**WHAT TO DO**
Take every line that has the string "true" and copy it out.

(Data excerpts)
*****
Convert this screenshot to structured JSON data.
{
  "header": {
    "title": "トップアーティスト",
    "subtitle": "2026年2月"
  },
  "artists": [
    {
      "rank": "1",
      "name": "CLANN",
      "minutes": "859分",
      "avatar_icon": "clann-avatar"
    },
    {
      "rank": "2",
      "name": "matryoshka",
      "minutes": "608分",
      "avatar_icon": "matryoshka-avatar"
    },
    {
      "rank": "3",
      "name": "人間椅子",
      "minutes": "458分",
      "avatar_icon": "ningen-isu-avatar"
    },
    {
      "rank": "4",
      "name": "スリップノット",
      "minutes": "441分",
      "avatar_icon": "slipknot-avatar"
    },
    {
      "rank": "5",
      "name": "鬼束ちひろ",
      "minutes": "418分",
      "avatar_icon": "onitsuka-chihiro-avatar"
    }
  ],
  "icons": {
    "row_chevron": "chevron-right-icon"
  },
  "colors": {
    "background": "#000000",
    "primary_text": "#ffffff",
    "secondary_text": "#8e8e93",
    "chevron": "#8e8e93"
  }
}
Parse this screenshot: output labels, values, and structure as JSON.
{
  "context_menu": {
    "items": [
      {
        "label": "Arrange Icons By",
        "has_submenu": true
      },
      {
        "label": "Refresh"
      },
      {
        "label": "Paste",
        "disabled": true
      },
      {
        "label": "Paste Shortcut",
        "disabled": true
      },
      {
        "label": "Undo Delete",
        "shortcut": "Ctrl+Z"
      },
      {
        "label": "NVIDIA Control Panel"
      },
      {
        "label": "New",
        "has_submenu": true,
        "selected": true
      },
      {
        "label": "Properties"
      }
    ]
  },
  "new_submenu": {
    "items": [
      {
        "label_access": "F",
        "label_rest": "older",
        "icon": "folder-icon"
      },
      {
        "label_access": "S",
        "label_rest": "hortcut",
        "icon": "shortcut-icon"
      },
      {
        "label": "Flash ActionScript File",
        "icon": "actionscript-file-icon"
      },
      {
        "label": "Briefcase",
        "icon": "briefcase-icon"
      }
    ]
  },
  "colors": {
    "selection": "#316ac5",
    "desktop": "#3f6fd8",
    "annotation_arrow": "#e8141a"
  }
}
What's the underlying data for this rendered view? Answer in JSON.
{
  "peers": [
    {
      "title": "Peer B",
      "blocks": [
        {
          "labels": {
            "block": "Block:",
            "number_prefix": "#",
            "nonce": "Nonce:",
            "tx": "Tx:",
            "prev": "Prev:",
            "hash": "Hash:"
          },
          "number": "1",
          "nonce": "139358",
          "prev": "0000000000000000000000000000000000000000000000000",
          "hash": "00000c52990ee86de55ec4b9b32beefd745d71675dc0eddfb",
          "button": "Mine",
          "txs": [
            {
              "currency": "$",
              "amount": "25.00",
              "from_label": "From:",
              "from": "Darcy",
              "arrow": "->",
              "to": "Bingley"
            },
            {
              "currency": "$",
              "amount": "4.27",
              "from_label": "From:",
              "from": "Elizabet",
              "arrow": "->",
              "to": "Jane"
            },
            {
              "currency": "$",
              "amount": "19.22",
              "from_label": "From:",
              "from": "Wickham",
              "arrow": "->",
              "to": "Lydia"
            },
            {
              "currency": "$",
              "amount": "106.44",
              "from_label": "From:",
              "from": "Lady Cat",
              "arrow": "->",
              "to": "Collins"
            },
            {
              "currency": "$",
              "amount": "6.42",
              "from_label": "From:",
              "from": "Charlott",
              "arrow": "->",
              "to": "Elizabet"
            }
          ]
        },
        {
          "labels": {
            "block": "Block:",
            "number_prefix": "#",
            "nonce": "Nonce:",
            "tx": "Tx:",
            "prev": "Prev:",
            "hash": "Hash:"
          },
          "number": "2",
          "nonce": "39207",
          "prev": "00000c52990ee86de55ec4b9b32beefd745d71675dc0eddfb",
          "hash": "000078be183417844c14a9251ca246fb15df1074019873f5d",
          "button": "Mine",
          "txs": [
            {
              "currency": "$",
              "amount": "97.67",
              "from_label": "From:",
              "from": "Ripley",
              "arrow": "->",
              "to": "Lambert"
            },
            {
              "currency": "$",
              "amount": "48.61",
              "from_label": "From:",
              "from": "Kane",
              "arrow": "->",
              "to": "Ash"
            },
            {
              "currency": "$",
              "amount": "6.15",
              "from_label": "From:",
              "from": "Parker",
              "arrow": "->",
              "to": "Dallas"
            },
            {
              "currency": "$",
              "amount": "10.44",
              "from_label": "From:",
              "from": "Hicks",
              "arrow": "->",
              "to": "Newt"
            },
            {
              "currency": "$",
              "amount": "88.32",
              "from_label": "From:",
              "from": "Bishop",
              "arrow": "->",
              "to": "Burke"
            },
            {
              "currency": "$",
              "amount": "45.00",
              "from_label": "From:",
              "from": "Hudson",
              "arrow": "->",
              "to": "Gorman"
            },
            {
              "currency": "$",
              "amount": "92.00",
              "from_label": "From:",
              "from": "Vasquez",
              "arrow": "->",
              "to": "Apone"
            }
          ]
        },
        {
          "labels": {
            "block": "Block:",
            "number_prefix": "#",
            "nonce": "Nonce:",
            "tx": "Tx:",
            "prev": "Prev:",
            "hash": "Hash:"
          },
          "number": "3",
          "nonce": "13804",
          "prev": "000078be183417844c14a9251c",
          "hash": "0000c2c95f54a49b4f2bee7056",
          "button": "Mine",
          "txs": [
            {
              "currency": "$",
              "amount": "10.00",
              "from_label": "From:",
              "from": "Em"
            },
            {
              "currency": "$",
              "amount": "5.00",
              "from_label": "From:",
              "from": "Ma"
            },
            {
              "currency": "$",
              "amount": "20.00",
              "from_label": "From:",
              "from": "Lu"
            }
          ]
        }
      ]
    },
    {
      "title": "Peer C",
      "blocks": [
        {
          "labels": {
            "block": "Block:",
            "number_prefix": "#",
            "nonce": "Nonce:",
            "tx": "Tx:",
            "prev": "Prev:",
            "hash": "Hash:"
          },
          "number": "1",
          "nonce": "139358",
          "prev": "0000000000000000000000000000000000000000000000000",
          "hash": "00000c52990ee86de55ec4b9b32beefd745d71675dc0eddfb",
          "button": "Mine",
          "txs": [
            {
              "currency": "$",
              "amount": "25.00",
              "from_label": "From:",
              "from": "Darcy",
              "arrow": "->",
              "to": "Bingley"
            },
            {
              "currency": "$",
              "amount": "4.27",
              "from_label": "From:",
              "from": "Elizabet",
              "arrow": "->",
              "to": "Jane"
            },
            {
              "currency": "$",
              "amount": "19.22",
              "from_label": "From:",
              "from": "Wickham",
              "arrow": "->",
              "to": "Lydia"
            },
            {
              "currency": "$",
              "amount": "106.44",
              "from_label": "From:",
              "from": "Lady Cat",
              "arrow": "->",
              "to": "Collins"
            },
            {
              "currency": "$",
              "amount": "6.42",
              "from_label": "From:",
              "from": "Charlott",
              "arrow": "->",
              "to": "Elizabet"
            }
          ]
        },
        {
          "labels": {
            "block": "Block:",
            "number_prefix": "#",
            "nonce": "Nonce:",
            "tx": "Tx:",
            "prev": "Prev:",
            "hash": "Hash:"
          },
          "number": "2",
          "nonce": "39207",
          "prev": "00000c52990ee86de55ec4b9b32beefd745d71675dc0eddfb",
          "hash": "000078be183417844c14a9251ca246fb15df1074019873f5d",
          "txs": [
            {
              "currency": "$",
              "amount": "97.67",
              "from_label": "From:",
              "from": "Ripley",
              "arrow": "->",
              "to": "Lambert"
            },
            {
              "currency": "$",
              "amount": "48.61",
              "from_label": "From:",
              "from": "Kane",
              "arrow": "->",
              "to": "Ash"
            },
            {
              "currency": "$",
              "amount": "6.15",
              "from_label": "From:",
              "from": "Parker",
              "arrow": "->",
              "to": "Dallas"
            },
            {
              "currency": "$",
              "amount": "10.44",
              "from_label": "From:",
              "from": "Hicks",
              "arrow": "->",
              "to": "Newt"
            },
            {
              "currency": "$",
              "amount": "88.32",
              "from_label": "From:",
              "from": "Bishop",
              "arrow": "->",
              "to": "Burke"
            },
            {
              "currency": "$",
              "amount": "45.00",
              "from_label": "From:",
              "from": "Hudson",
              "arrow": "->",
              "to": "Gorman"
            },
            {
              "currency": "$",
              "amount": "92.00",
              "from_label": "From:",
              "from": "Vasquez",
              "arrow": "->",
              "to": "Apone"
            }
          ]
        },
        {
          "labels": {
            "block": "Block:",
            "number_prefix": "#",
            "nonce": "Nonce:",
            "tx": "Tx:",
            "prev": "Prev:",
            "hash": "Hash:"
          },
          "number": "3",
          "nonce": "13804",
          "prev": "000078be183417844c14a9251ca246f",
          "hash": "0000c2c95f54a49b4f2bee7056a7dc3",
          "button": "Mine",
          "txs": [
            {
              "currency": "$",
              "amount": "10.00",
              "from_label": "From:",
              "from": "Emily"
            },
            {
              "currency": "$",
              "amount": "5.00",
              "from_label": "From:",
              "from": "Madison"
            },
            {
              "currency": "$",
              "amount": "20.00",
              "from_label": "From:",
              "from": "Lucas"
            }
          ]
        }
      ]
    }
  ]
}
*****
**SOLUTION TO THE PROBLEM**
        "has_submenu": true
        "disabled": true
        "disabled": true
        "has_submenu": true,
        "selected": true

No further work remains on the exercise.